### TASK BRIEF:
In your copy, leave out the pictures; write out all the data exactly.

### ENTRIES:

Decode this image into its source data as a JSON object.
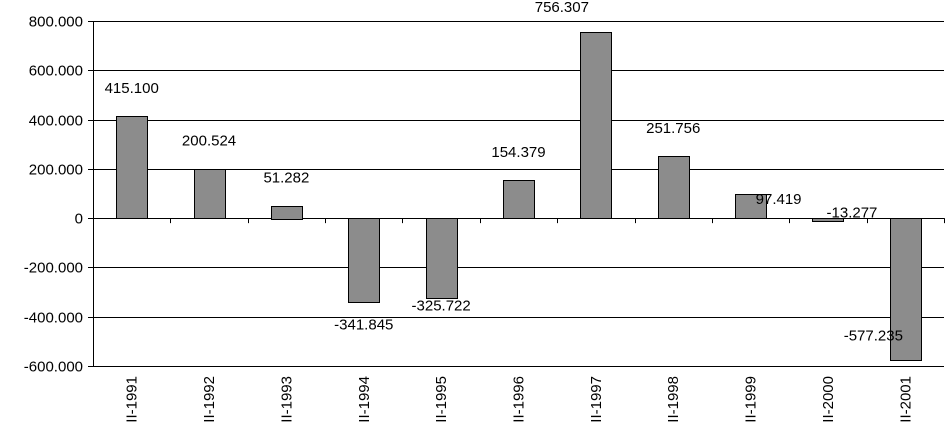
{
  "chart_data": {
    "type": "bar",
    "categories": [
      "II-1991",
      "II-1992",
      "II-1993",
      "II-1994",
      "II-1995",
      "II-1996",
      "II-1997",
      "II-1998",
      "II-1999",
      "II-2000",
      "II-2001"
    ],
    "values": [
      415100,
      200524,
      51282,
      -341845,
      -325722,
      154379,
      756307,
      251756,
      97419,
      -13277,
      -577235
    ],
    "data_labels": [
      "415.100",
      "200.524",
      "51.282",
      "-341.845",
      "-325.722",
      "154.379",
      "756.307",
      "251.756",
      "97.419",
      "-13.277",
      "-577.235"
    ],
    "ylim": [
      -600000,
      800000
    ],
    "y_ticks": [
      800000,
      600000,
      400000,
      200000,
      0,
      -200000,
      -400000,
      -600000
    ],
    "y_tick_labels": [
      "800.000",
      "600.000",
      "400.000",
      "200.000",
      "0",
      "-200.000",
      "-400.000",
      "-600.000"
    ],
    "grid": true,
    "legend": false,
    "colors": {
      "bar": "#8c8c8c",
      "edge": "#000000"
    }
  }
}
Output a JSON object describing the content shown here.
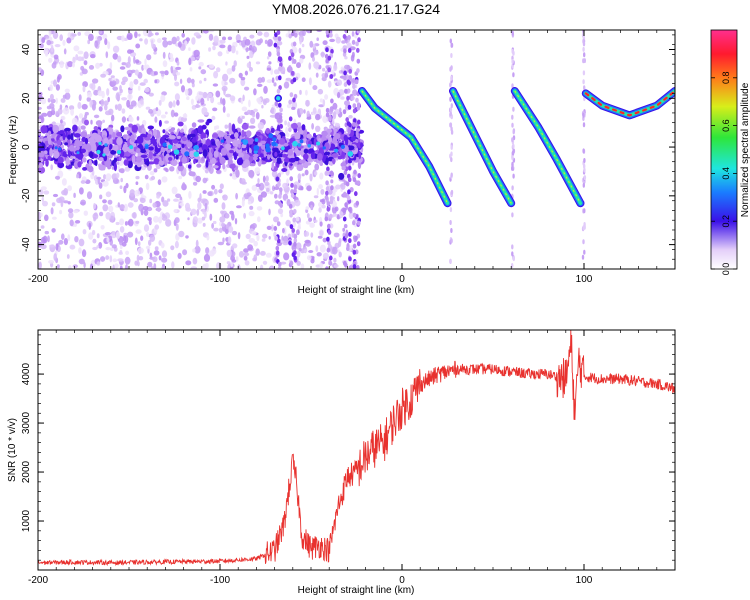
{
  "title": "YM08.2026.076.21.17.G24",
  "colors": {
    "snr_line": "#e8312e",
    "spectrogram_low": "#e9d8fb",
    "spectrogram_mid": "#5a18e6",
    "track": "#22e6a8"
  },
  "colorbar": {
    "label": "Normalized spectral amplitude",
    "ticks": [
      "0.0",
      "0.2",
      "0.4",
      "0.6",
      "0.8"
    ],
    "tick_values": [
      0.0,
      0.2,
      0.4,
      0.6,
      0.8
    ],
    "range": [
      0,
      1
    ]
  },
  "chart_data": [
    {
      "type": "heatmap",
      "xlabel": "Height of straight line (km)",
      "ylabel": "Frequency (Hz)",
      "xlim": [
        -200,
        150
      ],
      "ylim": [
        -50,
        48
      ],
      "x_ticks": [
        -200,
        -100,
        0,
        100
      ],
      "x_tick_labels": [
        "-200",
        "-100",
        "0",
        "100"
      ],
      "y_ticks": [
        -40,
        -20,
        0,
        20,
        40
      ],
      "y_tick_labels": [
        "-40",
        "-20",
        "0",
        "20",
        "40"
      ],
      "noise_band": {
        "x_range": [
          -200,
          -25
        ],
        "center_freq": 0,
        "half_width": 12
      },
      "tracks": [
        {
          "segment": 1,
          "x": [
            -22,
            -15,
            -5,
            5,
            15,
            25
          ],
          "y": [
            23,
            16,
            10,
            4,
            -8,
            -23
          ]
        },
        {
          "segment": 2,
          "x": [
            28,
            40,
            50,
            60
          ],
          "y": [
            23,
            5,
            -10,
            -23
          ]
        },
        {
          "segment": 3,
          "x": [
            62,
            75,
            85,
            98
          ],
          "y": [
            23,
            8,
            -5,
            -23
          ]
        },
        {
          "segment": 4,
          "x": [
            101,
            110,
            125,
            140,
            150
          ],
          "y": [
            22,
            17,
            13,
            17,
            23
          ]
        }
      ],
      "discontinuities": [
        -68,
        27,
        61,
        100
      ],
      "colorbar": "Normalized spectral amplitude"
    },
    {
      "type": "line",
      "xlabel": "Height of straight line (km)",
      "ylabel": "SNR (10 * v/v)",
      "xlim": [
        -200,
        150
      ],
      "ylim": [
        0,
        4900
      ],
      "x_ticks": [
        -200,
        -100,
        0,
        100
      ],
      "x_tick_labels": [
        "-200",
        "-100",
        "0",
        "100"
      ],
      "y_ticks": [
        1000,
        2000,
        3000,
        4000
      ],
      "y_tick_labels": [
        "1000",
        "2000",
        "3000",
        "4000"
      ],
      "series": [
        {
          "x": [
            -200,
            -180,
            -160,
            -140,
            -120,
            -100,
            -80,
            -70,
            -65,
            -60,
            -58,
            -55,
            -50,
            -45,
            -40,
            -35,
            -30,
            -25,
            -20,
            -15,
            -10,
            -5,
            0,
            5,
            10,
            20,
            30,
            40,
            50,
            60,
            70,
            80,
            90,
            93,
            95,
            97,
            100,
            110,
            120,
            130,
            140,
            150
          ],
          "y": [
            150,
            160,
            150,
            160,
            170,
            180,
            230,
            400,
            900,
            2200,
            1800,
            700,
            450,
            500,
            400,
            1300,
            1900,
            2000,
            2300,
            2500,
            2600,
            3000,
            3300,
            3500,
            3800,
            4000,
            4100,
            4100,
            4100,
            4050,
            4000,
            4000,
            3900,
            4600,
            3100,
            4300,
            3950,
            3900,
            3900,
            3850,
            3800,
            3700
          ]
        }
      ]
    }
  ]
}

### RESULT BELOW:
Decode this image into its source data as a JSON object.
{
  "chart_data": {
    "type": "bar",
    "categories": [
      "II-1991",
      "II-1992",
      "II-1993",
      "II-1994",
      "II-1995",
      "II-1996",
      "II-1997",
      "II-1998",
      "II-1999",
      "II-2000",
      "II-2001"
    ],
    "values": [
      415100,
      200524,
      51282,
      -341845,
      -325722,
      154379,
      756307,
      251756,
      97419,
      -13277,
      -577235
    ],
    "data_labels": [
      "415.100",
      "200.524",
      "51.282",
      "-341.845",
      "-325.722",
      "154.379",
      "756.307",
      "251.756",
      "97.419",
      "-13.277",
      "-577.235"
    ],
    "ylim": [
      -600000,
      800000
    ],
    "y_ticks": [
      800000,
      600000,
      400000,
      200000,
      0,
      -200000,
      -400000,
      -600000
    ],
    "y_tick_labels": [
      "800.000",
      "600.000",
      "400.000",
      "200.000",
      "0",
      "-200.000",
      "-400.000",
      "-600.000"
    ],
    "grid": true,
    "legend": false,
    "colors": {
      "bar": "#8c8c8c",
      "edge": "#000000"
    }
  }
}
Output a JSON object describing the content shown here.
{
  "title": "YM08.2026.076.21.17.G24",
  "colors": {
    "snr_line": "#e8312e",
    "spectrogram_low": "#e9d8fb",
    "spectrogram_mid": "#5a18e6",
    "track": "#22e6a8"
  },
  "colorbar": {
    "label": "Normalized spectral amplitude",
    "ticks": [
      "0.0",
      "0.2",
      "0.4",
      "0.6",
      "0.8"
    ],
    "tick_values": [
      0.0,
      0.2,
      0.4,
      0.6,
      0.8
    ],
    "range": [
      0,
      1
    ]
  },
  "chart_data": [
    {
      "type": "heatmap",
      "xlabel": "Height of straight line (km)",
      "ylabel": "Frequency (Hz)",
      "xlim": [
        -200,
        150
      ],
      "ylim": [
        -50,
        48
      ],
      "x_ticks": [
        -200,
        -100,
        0,
        100
      ],
      "x_tick_labels": [
        "-200",
        "-100",
        "0",
        "100"
      ],
      "y_ticks": [
        -40,
        -20,
        0,
        20,
        40
      ],
      "y_tick_labels": [
        "-40",
        "-20",
        "0",
        "20",
        "40"
      ],
      "noise_band": {
        "x_range": [
          -200,
          -25
        ],
        "center_freq": 0,
        "half_width": 12
      },
      "tracks": [
        {
          "segment": 1,
          "x": [
            -22,
            -15,
            -5,
            5,
            15,
            25
          ],
          "y": [
            23,
            16,
            10,
            4,
            -8,
            -23
          ]
        },
        {
          "segment": 2,
          "x": [
            28,
            40,
            50,
            60
          ],
          "y": [
            23,
            5,
            -10,
            -23
          ]
        },
        {
          "segment": 3,
          "x": [
            62,
            75,
            85,
            98
          ],
          "y": [
            23,
            8,
            -5,
            -23
          ]
        },
        {
          "segment": 4,
          "x": [
            101,
            110,
            125,
            140,
            150
          ],
          "y": [
            22,
            17,
            13,
            17,
            23
          ]
        }
      ],
      "discontinuities": [
        -68,
        27,
        61,
        100
      ],
      "colorbar": "Normalized spectral amplitude"
    },
    {
      "type": "line",
      "xlabel": "Height of straight line (km)",
      "ylabel": "SNR (10 * v/v)",
      "xlim": [
        -200,
        150
      ],
      "ylim": [
        0,
        4900
      ],
      "x_ticks": [
        -200,
        -100,
        0,
        100
      ],
      "x_tick_labels": [
        "-200",
        "-100",
        "0",
        "100"
      ],
      "y_ticks": [
        1000,
        2000,
        3000,
        4000
      ],
      "y_tick_labels": [
        "1000",
        "2000",
        "3000",
        "4000"
      ],
      "series": [
        {
          "x": [
            -200,
            -180,
            -160,
            -140,
            -120,
            -100,
            -80,
            -70,
            -65,
            -60,
            -58,
            -55,
            -50,
            -45,
            -40,
            -35,
            -30,
            -25,
            -20,
            -15,
            -10,
            -5,
            0,
            5,
            10,
            20,
            30,
            40,
            50,
            60,
            70,
            80,
            90,
            93,
            95,
            97,
            100,
            110,
            120,
            130,
            140,
            150
          ],
          "y": [
            150,
            160,
            150,
            160,
            170,
            180,
            230,
            400,
            900,
            2200,
            1800,
            700,
            450,
            500,
            400,
            1300,
            1900,
            2000,
            2300,
            2500,
            2600,
            3000,
            3300,
            3500,
            3800,
            4000,
            4100,
            4100,
            4100,
            4050,
            4000,
            4000,
            3900,
            4600,
            3100,
            4300,
            3950,
            3900,
            3900,
            3850,
            3800,
            3700
          ]
        }
      ]
    }
  ]
}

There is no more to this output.